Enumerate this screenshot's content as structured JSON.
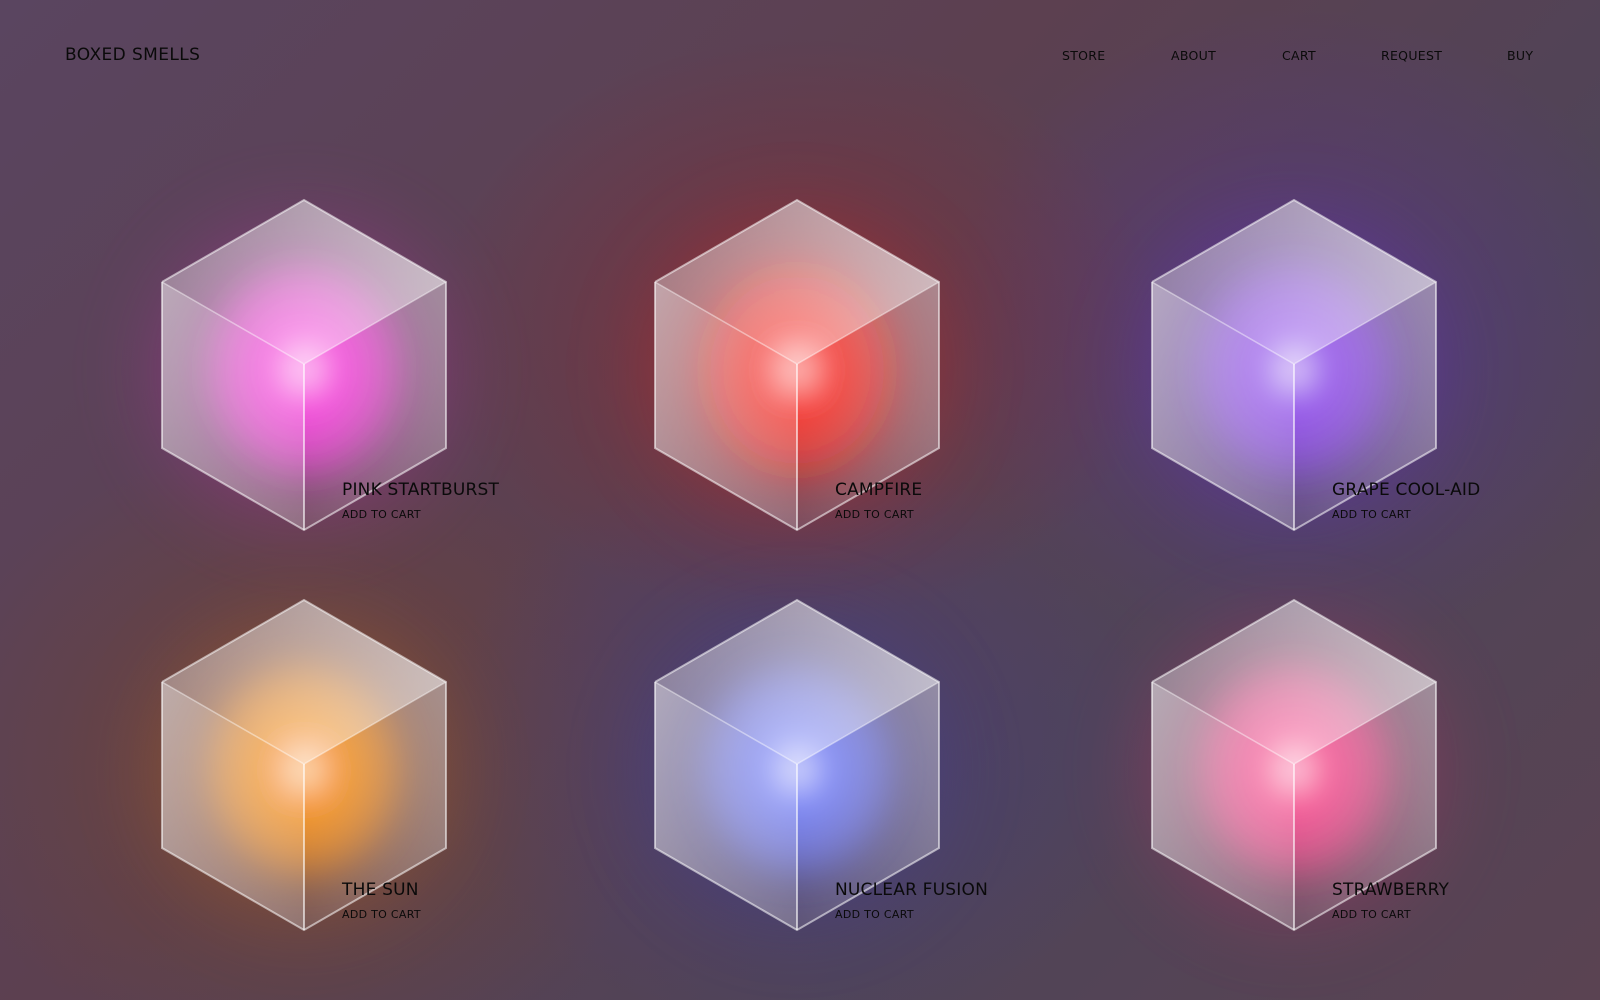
{
  "brand": "BOXED SMELLS",
  "nav": {
    "store": "STORE",
    "about": "ABOUT",
    "cart": "CART",
    "request": "REQUEST",
    "buy": "BUY"
  },
  "products": [
    {
      "name": "PINK STARTBURST",
      "action": "ADD TO CART",
      "color": "#ff2fe0",
      "glow": "#d02ab8"
    },
    {
      "name": "CAMPFIRE",
      "action": "ADD TO CART",
      "color": "#ff1a10",
      "glow": "#e0251f"
    },
    {
      "name": "GRAPE COOL-AID",
      "action": "ADD TO CART",
      "color": "#8a3cf0",
      "glow": "#6a2fd8"
    },
    {
      "name": "THE SUN",
      "action": "ADD TO CART",
      "color": "#ff8a00",
      "glow": "#c86a20"
    },
    {
      "name": "NUCLEAR FUSION",
      "action": "ADD TO CART",
      "color": "#6a78ff",
      "glow": "#3c3ea8"
    },
    {
      "name": "STRAWBERRY",
      "action": "ADD TO CART",
      "color": "#ff3e8a",
      "glow": "#d82a6a"
    }
  ],
  "theme": {
    "text": "#0a0a0a"
  }
}
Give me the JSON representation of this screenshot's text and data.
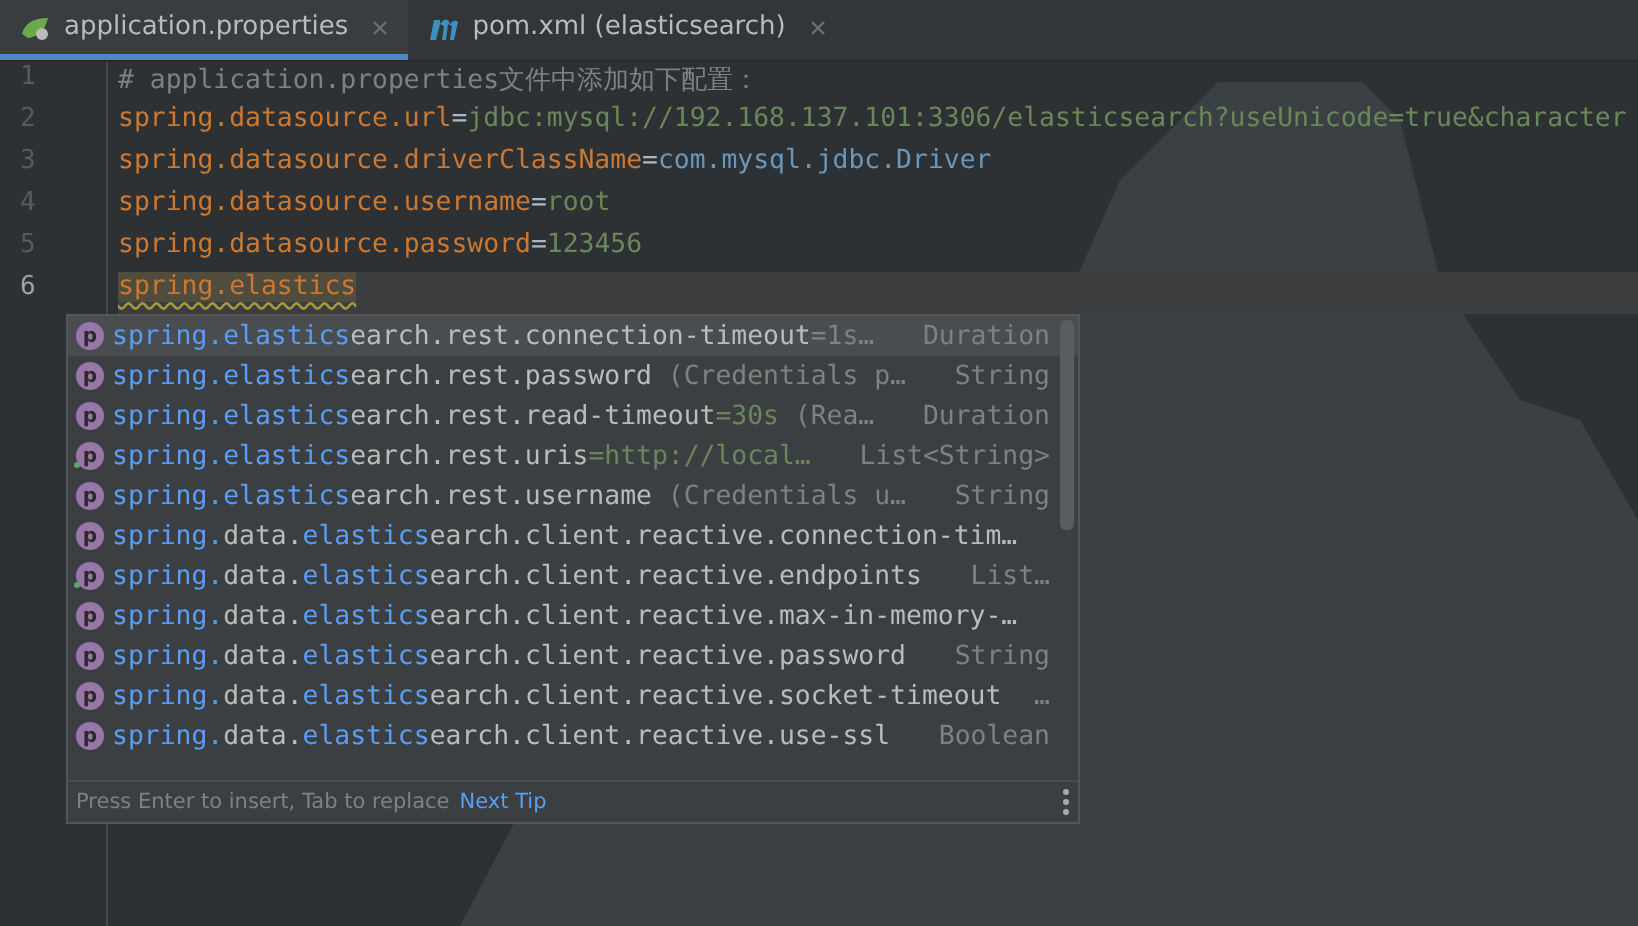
{
  "tabs": [
    {
      "label": "application.properties",
      "selected": true
    },
    {
      "label": "pom.xml (elasticsearch)",
      "selected": false
    }
  ],
  "editor": {
    "lines": [
      {
        "number": "1",
        "current": false,
        "segments": [
          {
            "text": "# application.properties文件中添加如下配置：",
            "kind": "comment"
          }
        ]
      },
      {
        "number": "2",
        "current": false,
        "segments": [
          {
            "text": "spring.datasource.url",
            "kind": "key"
          },
          {
            "text": "=",
            "kind": "eq"
          },
          {
            "text": "jdbc:mysql://192.168.137.101:3306/elasticsearch?useUnicode=true&character",
            "kind": "value"
          }
        ]
      },
      {
        "number": "3",
        "current": false,
        "segments": [
          {
            "text": "spring.datasource.driverClassName",
            "kind": "key"
          },
          {
            "text": "=",
            "kind": "eq"
          },
          {
            "text": "com.mysql.jdbc.Driver",
            "kind": "class"
          }
        ]
      },
      {
        "number": "4",
        "current": false,
        "segments": [
          {
            "text": "spring.datasource.username",
            "kind": "key"
          },
          {
            "text": "=",
            "kind": "eq"
          },
          {
            "text": "root",
            "kind": "value"
          }
        ]
      },
      {
        "number": "5",
        "current": false,
        "segments": [
          {
            "text": "spring.datasource.password",
            "kind": "key"
          },
          {
            "text": "=",
            "kind": "eq"
          },
          {
            "text": "123456",
            "kind": "value"
          }
        ]
      },
      {
        "number": "6",
        "current": true,
        "segments": [
          {
            "text": "spring.elastics",
            "kind": "typing"
          }
        ]
      }
    ]
  },
  "completion": {
    "items": [
      {
        "badge": "p",
        "selected": true,
        "marked": false,
        "segments": [
          {
            "text": "spring.elastics",
            "kind": "match"
          },
          {
            "text": "earch.rest.connection-timeout",
            "kind": "name"
          },
          {
            "text": "=1s…",
            "kind": "hint"
          }
        ],
        "type": "Duration"
      },
      {
        "badge": "p",
        "selected": false,
        "marked": false,
        "segments": [
          {
            "text": "spring.elastics",
            "kind": "match"
          },
          {
            "text": "earch.rest.password",
            "kind": "name"
          },
          {
            "text": " (Credentials p…",
            "kind": "hint"
          }
        ],
        "type": "String"
      },
      {
        "badge": "p",
        "selected": false,
        "marked": false,
        "segments": [
          {
            "text": "spring.elastics",
            "kind": "match"
          },
          {
            "text": "earch.rest.read-timeout",
            "kind": "name"
          },
          {
            "text": "=30s",
            "kind": "value"
          },
          {
            "text": " (Rea…",
            "kind": "hint"
          }
        ],
        "type": "Duration"
      },
      {
        "badge": "p",
        "selected": false,
        "marked": true,
        "segments": [
          {
            "text": "spring.elastics",
            "kind": "match"
          },
          {
            "text": "earch.rest.uris",
            "kind": "name"
          },
          {
            "text": "=http://local…",
            "kind": "value"
          }
        ],
        "type": "List<String>"
      },
      {
        "badge": "p",
        "selected": false,
        "marked": false,
        "segments": [
          {
            "text": "spring.elastics",
            "kind": "match"
          },
          {
            "text": "earch.rest.username",
            "kind": "name"
          },
          {
            "text": " (Credentials u…",
            "kind": "hint"
          }
        ],
        "type": "String"
      },
      {
        "badge": "p",
        "selected": false,
        "marked": false,
        "segments": [
          {
            "text": "spring.",
            "kind": "match"
          },
          {
            "text": "data.",
            "kind": "name"
          },
          {
            "text": "elastics",
            "kind": "match"
          },
          {
            "text": "earch.client.reactive.connection-tim…",
            "kind": "name"
          }
        ]
      },
      {
        "badge": "p",
        "selected": false,
        "marked": true,
        "segments": [
          {
            "text": "spring.",
            "kind": "match"
          },
          {
            "text": "data.",
            "kind": "name"
          },
          {
            "text": "elastics",
            "kind": "match"
          },
          {
            "text": "earch.client.reactive.endpoints",
            "kind": "name"
          }
        ],
        "type": "List…"
      },
      {
        "badge": "p",
        "selected": false,
        "marked": false,
        "segments": [
          {
            "text": "spring.",
            "kind": "match"
          },
          {
            "text": "data.",
            "kind": "name"
          },
          {
            "text": "elastics",
            "kind": "match"
          },
          {
            "text": "earch.client.reactive.max-in-memory-…",
            "kind": "name"
          }
        ]
      },
      {
        "badge": "p",
        "selected": false,
        "marked": false,
        "segments": [
          {
            "text": "spring.",
            "kind": "match"
          },
          {
            "text": "data.",
            "kind": "name"
          },
          {
            "text": "elastics",
            "kind": "match"
          },
          {
            "text": "earch.client.reactive.password",
            "kind": "name"
          }
        ],
        "type": "String"
      },
      {
        "badge": "p",
        "selected": false,
        "marked": false,
        "segments": [
          {
            "text": "spring.",
            "kind": "match"
          },
          {
            "text": "data.",
            "kind": "name"
          },
          {
            "text": "elastics",
            "kind": "match"
          },
          {
            "text": "earch.client.reactive.socket-timeout",
            "kind": "name"
          }
        ],
        "type": "…"
      },
      {
        "badge": "p",
        "selected": false,
        "marked": false,
        "segments": [
          {
            "text": "spring.",
            "kind": "match"
          },
          {
            "text": "data.",
            "kind": "name"
          },
          {
            "text": "elastics",
            "kind": "match"
          },
          {
            "text": "earch.client.reactive.use-ssl",
            "kind": "name"
          }
        ],
        "type": "Boolean"
      }
    ],
    "footer": {
      "hint": "Press Enter to insert, Tab to replace",
      "link": "Next Tip"
    }
  }
}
#####
- [Written problem]:
Write the records out again in full, exactly, and skip every picture.

- [The answer]:
Enumerate this screenshot's content as structured JSON.
{
  "brand": "BOXED SMELLS",
  "nav": {
    "store": "STORE",
    "about": "ABOUT",
    "cart": "CART",
    "request": "REQUEST",
    "buy": "BUY"
  },
  "products": [
    {
      "name": "PINK STARTBURST",
      "action": "ADD TO CART",
      "color": "#ff2fe0",
      "glow": "#d02ab8"
    },
    {
      "name": "CAMPFIRE",
      "action": "ADD TO CART",
      "color": "#ff1a10",
      "glow": "#e0251f"
    },
    {
      "name": "GRAPE COOL-AID",
      "action": "ADD TO CART",
      "color": "#8a3cf0",
      "glow": "#6a2fd8"
    },
    {
      "name": "THE SUN",
      "action": "ADD TO CART",
      "color": "#ff8a00",
      "glow": "#c86a20"
    },
    {
      "name": "NUCLEAR FUSION",
      "action": "ADD TO CART",
      "color": "#6a78ff",
      "glow": "#3c3ea8"
    },
    {
      "name": "STRAWBERRY",
      "action": "ADD TO CART",
      "color": "#ff3e8a",
      "glow": "#d82a6a"
    }
  ],
  "theme": {
    "text": "#0a0a0a"
  }
}
Give me the JSON representation of this screenshot's text and data.
{
  "tabs": [
    {
      "label": "application.properties",
      "selected": true
    },
    {
      "label": "pom.xml (elasticsearch)",
      "selected": false
    }
  ],
  "editor": {
    "lines": [
      {
        "number": "1",
        "current": false,
        "segments": [
          {
            "text": "# application.properties文件中添加如下配置：",
            "kind": "comment"
          }
        ]
      },
      {
        "number": "2",
        "current": false,
        "segments": [
          {
            "text": "spring.datasource.url",
            "kind": "key"
          },
          {
            "text": "=",
            "kind": "eq"
          },
          {
            "text": "jdbc:mysql://192.168.137.101:3306/elasticsearch?useUnicode=true&character",
            "kind": "value"
          }
        ]
      },
      {
        "number": "3",
        "current": false,
        "segments": [
          {
            "text": "spring.datasource.driverClassName",
            "kind": "key"
          },
          {
            "text": "=",
            "kind": "eq"
          },
          {
            "text": "com.mysql.jdbc.Driver",
            "kind": "class"
          }
        ]
      },
      {
        "number": "4",
        "current": false,
        "segments": [
          {
            "text": "spring.datasource.username",
            "kind": "key"
          },
          {
            "text": "=",
            "kind": "eq"
          },
          {
            "text": "root",
            "kind": "value"
          }
        ]
      },
      {
        "number": "5",
        "current": false,
        "segments": [
          {
            "text": "spring.datasource.password",
            "kind": "key"
          },
          {
            "text": "=",
            "kind": "eq"
          },
          {
            "text": "123456",
            "kind": "value"
          }
        ]
      },
      {
        "number": "6",
        "current": true,
        "segments": [
          {
            "text": "spring.elastics",
            "kind": "typing"
          }
        ]
      }
    ]
  },
  "completion": {
    "items": [
      {
        "badge": "p",
        "selected": true,
        "marked": false,
        "segments": [
          {
            "text": "spring.elastics",
            "kind": "match"
          },
          {
            "text": "earch.rest.connection-timeout",
            "kind": "name"
          },
          {
            "text": "=1s…",
            "kind": "hint"
          }
        ],
        "type": "Duration"
      },
      {
        "badge": "p",
        "selected": false,
        "marked": false,
        "segments": [
          {
            "text": "spring.elastics",
            "kind": "match"
          },
          {
            "text": "earch.rest.password",
            "kind": "name"
          },
          {
            "text": " (Credentials p…",
            "kind": "hint"
          }
        ],
        "type": "String"
      },
      {
        "badge": "p",
        "selected": false,
        "marked": false,
        "segments": [
          {
            "text": "spring.elastics",
            "kind": "match"
          },
          {
            "text": "earch.rest.read-timeout",
            "kind": "name"
          },
          {
            "text": "=30s",
            "kind": "value"
          },
          {
            "text": " (Rea…",
            "kind": "hint"
          }
        ],
        "type": "Duration"
      },
      {
        "badge": "p",
        "selected": false,
        "marked": true,
        "segments": [
          {
            "text": "spring.elastics",
            "kind": "match"
          },
          {
            "text": "earch.rest.uris",
            "kind": "name"
          },
          {
            "text": "=http://local…",
            "kind": "value"
          }
        ],
        "type": "List<String>"
      },
      {
        "badge": "p",
        "selected": false,
        "marked": false,
        "segments": [
          {
            "text": "spring.elastics",
            "kind": "match"
          },
          {
            "text": "earch.rest.username",
            "kind": "name"
          },
          {
            "text": " (Credentials u…",
            "kind": "hint"
          }
        ],
        "type": "String"
      },
      {
        "badge": "p",
        "selected": false,
        "marked": false,
        "segments": [
          {
            "text": "spring.",
            "kind": "match"
          },
          {
            "text": "data.",
            "kind": "name"
          },
          {
            "text": "elastics",
            "kind": "match"
          },
          {
            "text": "earch.client.reactive.connection-tim…",
            "kind": "name"
          }
        ]
      },
      {
        "badge": "p",
        "selected": false,
        "marked": true,
        "segments": [
          {
            "text": "spring.",
            "kind": "match"
          },
          {
            "text": "data.",
            "kind": "name"
          },
          {
            "text": "elastics",
            "kind": "match"
          },
          {
            "text": "earch.client.reactive.endpoints",
            "kind": "name"
          }
        ],
        "type": "List…"
      },
      {
        "badge": "p",
        "selected": false,
        "marked": false,
        "segments": [
          {
            "text": "spring.",
            "kind": "match"
          },
          {
            "text": "data.",
            "kind": "name"
          },
          {
            "text": "elastics",
            "kind": "match"
          },
          {
            "text": "earch.client.reactive.max-in-memory-…",
            "kind": "name"
          }
        ]
      },
      {
        "badge": "p",
        "selected": false,
        "marked": false,
        "segments": [
          {
            "text": "spring.",
            "kind": "match"
          },
          {
            "text": "data.",
            "kind": "name"
          },
          {
            "text": "elastics",
            "kind": "match"
          },
          {
            "text": "earch.client.reactive.password",
            "kind": "name"
          }
        ],
        "type": "String"
      },
      {
        "badge": "p",
        "selected": false,
        "marked": false,
        "segments": [
          {
            "text": "spring.",
            "kind": "match"
          },
          {
            "text": "data.",
            "kind": "name"
          },
          {
            "text": "elastics",
            "kind": "match"
          },
          {
            "text": "earch.client.reactive.socket-timeout",
            "kind": "name"
          }
        ],
        "type": "…"
      },
      {
        "badge": "p",
        "selected": false,
        "marked": false,
        "segments": [
          {
            "text": "spring.",
            "kind": "match"
          },
          {
            "text": "data.",
            "kind": "name"
          },
          {
            "text": "elastics",
            "kind": "match"
          },
          {
            "text": "earch.client.reactive.use-ssl",
            "kind": "name"
          }
        ],
        "type": "Boolean"
      }
    ],
    "footer": {
      "hint": "Press Enter to insert, Tab to replace",
      "link": "Next Tip"
    }
  }
}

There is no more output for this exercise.